## STATED GOAL:
Read the material below and count the lines holding the string "Pseudomonas". Give that count with nothing added.

## RECORDS SUPPLIED:
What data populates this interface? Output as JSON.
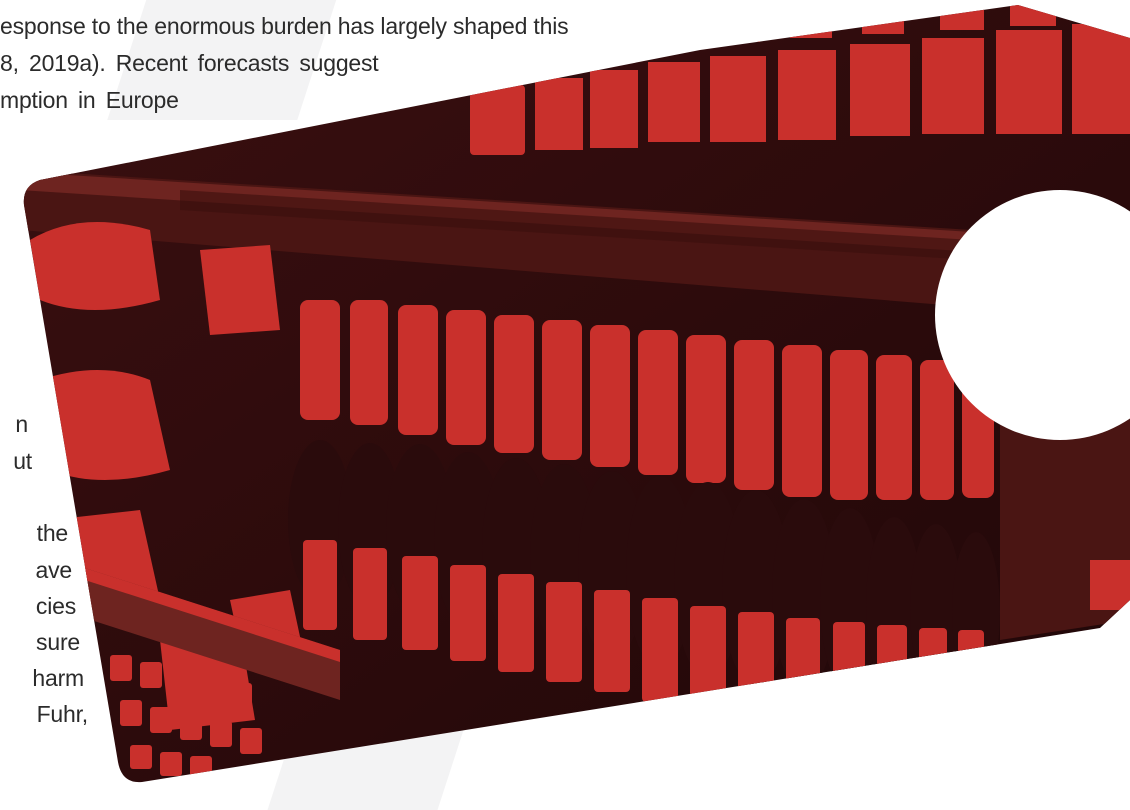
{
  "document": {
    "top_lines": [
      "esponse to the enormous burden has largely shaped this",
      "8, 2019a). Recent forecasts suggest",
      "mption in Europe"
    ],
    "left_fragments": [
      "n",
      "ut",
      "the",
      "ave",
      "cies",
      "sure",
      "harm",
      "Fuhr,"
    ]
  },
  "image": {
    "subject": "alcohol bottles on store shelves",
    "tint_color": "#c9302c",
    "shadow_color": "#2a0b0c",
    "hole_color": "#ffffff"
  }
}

==

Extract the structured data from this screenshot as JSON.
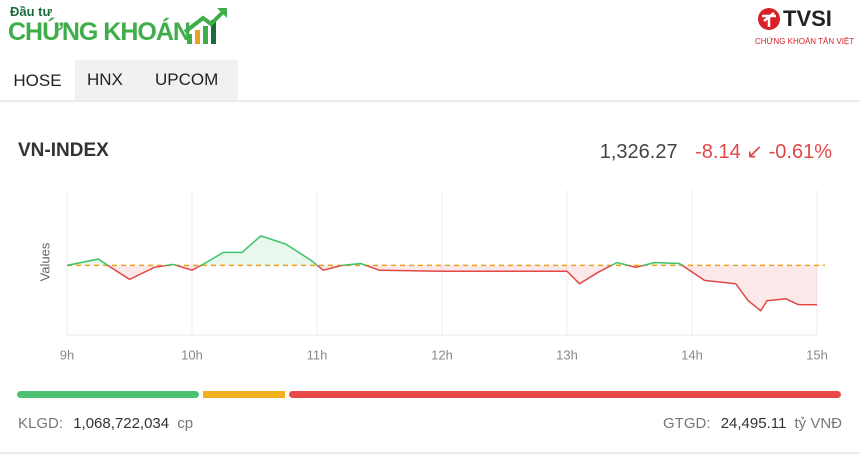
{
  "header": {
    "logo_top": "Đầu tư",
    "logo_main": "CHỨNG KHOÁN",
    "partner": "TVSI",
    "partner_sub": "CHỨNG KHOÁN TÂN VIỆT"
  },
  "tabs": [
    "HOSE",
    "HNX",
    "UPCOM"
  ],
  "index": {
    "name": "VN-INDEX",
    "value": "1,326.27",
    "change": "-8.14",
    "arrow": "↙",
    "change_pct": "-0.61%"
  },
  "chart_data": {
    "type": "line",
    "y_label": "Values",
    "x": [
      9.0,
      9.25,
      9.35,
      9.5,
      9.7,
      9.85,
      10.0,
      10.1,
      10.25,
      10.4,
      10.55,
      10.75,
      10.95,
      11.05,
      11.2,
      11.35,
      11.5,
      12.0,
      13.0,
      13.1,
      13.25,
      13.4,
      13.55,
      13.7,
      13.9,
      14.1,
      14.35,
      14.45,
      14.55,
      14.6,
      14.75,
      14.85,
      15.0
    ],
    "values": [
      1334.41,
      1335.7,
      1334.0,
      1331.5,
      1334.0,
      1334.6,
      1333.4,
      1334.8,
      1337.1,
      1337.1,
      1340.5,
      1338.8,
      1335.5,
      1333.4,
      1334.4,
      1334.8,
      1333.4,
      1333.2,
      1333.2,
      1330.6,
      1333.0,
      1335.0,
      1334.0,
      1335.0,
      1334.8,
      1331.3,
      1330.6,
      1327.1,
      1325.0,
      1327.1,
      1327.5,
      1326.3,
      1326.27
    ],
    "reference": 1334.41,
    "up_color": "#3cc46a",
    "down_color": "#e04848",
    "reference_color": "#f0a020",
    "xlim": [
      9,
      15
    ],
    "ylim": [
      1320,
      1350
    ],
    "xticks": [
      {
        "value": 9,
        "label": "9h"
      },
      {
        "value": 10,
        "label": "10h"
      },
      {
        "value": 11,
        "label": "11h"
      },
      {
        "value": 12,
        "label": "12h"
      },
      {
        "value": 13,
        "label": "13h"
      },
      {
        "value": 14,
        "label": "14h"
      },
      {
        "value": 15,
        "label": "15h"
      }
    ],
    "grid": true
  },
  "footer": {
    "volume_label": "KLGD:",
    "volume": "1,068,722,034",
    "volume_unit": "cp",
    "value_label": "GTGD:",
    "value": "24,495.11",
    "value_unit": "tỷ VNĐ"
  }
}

...

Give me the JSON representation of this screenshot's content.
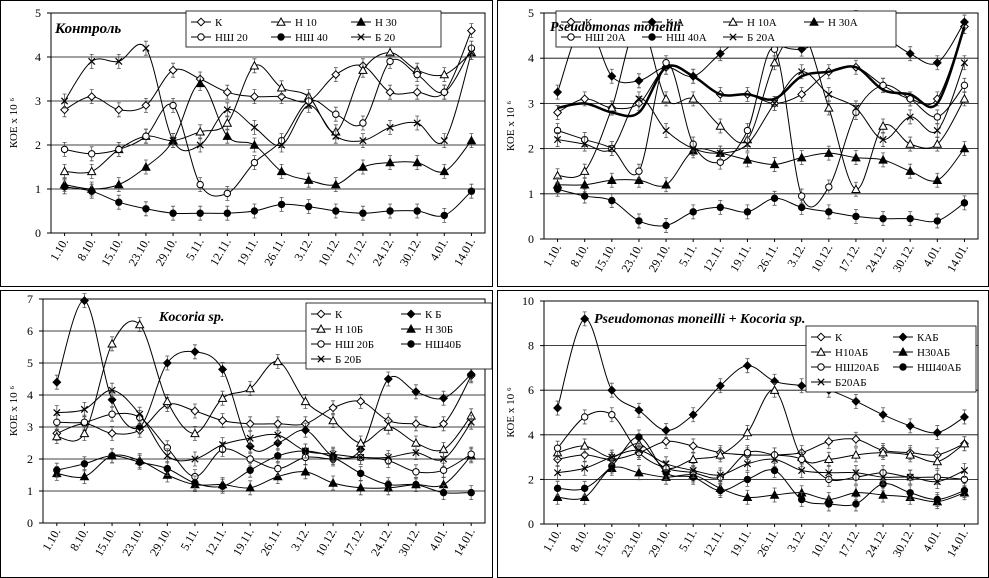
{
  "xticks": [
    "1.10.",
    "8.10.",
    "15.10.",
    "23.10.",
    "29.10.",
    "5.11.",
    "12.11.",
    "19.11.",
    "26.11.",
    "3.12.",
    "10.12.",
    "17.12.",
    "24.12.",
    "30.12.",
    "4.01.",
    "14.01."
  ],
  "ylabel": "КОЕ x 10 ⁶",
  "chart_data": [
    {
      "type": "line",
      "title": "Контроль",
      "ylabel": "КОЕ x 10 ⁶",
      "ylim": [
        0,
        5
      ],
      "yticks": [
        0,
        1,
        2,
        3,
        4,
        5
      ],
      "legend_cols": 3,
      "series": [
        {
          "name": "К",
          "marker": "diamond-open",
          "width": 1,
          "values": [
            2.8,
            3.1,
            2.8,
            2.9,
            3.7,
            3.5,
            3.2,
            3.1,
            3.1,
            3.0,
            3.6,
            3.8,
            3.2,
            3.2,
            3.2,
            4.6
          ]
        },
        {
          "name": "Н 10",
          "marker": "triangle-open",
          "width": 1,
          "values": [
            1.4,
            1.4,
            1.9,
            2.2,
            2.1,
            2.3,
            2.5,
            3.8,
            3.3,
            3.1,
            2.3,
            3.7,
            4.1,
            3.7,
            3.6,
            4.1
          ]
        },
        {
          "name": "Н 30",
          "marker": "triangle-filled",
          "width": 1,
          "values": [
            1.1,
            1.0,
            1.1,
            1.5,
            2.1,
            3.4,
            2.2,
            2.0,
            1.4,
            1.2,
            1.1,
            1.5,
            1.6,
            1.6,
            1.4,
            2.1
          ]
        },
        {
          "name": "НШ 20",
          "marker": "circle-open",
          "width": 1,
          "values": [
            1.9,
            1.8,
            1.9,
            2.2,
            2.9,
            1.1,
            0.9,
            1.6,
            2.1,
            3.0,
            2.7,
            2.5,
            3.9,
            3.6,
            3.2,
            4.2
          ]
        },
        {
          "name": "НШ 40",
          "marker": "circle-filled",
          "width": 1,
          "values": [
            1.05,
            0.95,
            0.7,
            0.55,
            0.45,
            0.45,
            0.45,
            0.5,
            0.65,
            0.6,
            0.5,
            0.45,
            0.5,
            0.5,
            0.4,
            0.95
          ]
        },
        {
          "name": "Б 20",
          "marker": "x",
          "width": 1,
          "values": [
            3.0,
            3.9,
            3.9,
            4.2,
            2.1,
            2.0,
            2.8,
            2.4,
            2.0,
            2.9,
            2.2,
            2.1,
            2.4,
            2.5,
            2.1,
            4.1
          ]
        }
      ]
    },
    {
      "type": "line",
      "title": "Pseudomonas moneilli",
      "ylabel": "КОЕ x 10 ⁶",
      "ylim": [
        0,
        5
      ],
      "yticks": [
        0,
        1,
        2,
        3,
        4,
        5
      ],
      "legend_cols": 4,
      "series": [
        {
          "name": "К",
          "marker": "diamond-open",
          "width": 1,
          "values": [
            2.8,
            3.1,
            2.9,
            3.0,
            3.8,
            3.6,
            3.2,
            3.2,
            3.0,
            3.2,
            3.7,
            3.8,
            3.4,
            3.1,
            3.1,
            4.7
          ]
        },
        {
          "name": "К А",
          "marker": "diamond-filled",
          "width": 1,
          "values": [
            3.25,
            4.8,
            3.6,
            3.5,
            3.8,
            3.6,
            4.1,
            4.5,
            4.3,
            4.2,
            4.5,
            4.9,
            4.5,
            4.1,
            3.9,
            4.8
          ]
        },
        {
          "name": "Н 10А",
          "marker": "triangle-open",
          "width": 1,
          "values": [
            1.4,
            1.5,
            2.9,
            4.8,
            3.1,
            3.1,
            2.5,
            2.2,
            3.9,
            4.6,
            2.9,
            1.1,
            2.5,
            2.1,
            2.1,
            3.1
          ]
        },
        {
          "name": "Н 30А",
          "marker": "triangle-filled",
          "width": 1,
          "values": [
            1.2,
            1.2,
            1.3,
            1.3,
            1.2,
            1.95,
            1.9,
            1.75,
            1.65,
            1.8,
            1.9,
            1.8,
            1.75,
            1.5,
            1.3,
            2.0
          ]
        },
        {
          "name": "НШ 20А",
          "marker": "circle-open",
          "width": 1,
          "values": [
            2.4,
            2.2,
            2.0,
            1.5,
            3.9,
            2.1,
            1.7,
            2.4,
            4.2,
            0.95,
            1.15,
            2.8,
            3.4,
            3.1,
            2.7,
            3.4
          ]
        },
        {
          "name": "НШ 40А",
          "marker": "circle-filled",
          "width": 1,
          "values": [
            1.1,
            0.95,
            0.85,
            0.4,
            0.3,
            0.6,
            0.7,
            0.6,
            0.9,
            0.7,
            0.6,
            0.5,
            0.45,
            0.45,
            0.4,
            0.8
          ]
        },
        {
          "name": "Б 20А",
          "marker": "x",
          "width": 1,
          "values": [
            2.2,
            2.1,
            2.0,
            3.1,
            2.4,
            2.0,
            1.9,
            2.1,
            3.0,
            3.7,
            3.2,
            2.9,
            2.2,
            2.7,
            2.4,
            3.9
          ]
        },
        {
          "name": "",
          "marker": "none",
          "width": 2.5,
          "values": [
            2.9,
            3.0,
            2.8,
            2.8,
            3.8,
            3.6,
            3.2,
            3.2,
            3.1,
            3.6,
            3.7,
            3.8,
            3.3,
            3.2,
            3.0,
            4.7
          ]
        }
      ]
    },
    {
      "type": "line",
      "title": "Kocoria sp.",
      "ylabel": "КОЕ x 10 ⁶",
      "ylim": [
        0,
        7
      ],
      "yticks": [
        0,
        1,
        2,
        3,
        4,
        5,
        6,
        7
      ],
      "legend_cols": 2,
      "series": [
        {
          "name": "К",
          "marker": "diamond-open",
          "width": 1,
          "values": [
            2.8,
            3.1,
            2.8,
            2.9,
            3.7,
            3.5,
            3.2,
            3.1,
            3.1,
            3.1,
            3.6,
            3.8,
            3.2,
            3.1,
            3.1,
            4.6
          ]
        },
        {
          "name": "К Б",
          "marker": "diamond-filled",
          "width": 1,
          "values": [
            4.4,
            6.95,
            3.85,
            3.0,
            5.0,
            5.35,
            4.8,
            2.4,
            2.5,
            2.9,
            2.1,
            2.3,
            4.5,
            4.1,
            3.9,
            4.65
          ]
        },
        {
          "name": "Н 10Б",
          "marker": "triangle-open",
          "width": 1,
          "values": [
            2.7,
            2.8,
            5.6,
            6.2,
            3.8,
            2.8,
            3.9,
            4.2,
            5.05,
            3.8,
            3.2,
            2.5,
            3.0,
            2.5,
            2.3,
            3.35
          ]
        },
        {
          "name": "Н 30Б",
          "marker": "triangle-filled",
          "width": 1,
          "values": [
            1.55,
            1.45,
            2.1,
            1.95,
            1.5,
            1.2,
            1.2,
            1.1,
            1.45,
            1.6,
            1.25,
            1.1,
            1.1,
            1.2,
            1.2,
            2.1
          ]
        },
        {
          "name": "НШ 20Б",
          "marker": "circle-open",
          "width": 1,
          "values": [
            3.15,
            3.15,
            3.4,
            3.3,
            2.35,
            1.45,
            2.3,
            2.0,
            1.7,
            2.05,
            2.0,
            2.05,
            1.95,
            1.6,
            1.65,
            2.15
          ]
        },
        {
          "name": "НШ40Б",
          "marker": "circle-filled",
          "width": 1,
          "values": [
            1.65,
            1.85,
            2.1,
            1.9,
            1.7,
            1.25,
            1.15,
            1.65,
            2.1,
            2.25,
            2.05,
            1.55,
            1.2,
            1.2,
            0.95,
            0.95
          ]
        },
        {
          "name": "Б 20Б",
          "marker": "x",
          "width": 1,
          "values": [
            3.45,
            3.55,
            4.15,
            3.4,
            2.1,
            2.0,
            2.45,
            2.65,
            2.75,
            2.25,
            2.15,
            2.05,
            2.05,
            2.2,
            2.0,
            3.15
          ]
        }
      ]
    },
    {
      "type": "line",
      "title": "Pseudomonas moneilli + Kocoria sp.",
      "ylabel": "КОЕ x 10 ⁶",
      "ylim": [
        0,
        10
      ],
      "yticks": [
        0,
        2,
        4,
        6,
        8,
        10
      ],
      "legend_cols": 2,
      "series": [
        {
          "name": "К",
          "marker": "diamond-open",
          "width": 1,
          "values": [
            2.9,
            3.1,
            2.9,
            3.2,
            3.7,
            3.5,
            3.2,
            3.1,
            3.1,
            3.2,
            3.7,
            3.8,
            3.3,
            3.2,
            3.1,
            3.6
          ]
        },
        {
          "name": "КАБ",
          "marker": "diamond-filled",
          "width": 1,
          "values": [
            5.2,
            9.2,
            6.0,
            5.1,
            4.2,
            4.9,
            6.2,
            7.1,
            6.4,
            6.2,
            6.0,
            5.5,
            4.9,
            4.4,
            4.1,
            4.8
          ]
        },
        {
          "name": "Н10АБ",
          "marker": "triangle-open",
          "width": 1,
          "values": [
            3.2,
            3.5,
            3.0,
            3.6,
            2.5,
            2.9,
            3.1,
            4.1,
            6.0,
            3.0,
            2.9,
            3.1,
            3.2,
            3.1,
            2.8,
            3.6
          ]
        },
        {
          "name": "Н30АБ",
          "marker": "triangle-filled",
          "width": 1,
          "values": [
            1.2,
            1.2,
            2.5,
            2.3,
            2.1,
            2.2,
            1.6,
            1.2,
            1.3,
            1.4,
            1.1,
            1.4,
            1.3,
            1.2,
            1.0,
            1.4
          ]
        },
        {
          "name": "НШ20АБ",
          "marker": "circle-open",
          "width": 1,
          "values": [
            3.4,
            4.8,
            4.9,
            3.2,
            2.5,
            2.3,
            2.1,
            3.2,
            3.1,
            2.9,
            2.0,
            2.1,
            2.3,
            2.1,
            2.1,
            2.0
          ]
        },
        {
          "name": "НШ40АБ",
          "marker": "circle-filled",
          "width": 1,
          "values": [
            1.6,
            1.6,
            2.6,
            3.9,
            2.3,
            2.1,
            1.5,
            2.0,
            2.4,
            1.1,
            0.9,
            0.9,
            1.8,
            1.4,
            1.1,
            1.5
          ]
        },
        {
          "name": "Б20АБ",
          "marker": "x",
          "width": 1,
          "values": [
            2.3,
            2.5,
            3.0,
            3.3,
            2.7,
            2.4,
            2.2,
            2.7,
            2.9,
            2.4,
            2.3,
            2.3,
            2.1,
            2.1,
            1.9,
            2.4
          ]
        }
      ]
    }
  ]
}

## FULL RESPONSE:
2